> What to produce:
Here are some records. Copy each one exactly.

> Records to use:
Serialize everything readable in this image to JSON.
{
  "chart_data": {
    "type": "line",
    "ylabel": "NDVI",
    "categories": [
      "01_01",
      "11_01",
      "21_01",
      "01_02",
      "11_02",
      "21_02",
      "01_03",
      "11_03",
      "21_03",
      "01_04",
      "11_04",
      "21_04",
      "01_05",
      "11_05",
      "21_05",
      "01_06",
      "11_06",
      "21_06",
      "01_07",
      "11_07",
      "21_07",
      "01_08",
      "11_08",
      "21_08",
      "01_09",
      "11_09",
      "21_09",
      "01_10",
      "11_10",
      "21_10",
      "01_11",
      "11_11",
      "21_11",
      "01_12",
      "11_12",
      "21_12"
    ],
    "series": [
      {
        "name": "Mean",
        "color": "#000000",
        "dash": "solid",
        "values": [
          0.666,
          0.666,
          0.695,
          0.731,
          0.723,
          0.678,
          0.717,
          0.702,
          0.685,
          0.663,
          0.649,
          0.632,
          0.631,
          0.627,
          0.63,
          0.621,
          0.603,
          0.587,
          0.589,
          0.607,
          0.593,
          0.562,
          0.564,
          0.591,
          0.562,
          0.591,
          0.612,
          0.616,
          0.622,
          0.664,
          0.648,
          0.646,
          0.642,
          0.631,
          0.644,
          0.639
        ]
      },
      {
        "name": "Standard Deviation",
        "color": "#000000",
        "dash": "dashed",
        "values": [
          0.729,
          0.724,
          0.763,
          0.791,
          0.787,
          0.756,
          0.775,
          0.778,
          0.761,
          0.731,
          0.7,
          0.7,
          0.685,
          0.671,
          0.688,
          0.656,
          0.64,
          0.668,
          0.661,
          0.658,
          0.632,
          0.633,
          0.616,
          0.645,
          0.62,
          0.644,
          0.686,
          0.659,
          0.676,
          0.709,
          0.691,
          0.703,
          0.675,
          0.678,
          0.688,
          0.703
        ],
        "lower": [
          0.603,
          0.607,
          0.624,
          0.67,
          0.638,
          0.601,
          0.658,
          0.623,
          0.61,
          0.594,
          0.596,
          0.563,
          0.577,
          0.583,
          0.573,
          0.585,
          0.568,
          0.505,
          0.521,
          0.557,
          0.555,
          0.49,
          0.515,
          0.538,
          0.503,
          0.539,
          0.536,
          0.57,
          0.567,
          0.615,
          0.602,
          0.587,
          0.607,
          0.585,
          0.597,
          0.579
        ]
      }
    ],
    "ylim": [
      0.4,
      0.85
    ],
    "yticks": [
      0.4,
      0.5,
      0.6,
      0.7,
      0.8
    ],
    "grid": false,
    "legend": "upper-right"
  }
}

> Correct result:
Serialize everything readable in this image to JSON.
{
  "chart_data": {
    "type": "line",
    "ylabel": "NDVI",
    "categories": [
      "01_01",
      "11_01",
      "21_01",
      "01_02",
      "11_02",
      "21_02",
      "01_03",
      "11_03",
      "21_03",
      "01_04",
      "11_04",
      "21_04",
      "01_05",
      "11_05",
      "21_05",
      "01_06",
      "11_06",
      "21_06",
      "01_07",
      "11_07",
      "21_07",
      "01_08",
      "11_08",
      "21_08",
      "01_09",
      "11_09",
      "21_09",
      "01_10",
      "11_10",
      "21_10",
      "01_11",
      "11_11",
      "21_11",
      "01_12",
      "11_12",
      "21_12"
    ],
    "series": [
      {
        "name": "Mean",
        "color": "#000000",
        "dash": "solid",
        "values": [
          0.666,
          0.666,
          0.695,
          0.731,
          0.723,
          0.678,
          0.717,
          0.702,
          0.685,
          0.663,
          0.649,
          0.632,
          0.631,
          0.627,
          0.63,
          0.621,
          0.603,
          0.587,
          0.589,
          0.607,
          0.593,
          0.562,
          0.564,
          0.591,
          0.562,
          0.591,
          0.612,
          0.616,
          0.622,
          0.664,
          0.648,
          0.646,
          0.642,
          0.631,
          0.644,
          0.639
        ]
      },
      {
        "name": "Standard Deviation",
        "color": "#000000",
        "dash": "dashed",
        "values": [
          0.729,
          0.724,
          0.763,
          0.791,
          0.787,
          0.756,
          0.775,
          0.778,
          0.761,
          0.731,
          0.7,
          0.7,
          0.685,
          0.671,
          0.688,
          0.656,
          0.64,
          0.668,
          0.661,
          0.658,
          0.632,
          0.633,
          0.616,
          0.645,
          0.62,
          0.644,
          0.686,
          0.659,
          0.676,
          0.709,
          0.691,
          0.703,
          0.675,
          0.678,
          0.688,
          0.703
        ],
        "lower": [
          0.603,
          0.607,
          0.624,
          0.67,
          0.638,
          0.601,
          0.658,
          0.623,
          0.61,
          0.594,
          0.596,
          0.563,
          0.577,
          0.583,
          0.573,
          0.585,
          0.568,
          0.505,
          0.521,
          0.557,
          0.555,
          0.49,
          0.515,
          0.538,
          0.503,
          0.539,
          0.536,
          0.57,
          0.567,
          0.615,
          0.602,
          0.587,
          0.607,
          0.585,
          0.597,
          0.579
        ]
      }
    ],
    "ylim": [
      0.4,
      0.85
    ],
    "yticks": [
      0.4,
      0.5,
      0.6,
      0.7,
      0.8
    ],
    "grid": false,
    "legend": "upper-right"
  }
}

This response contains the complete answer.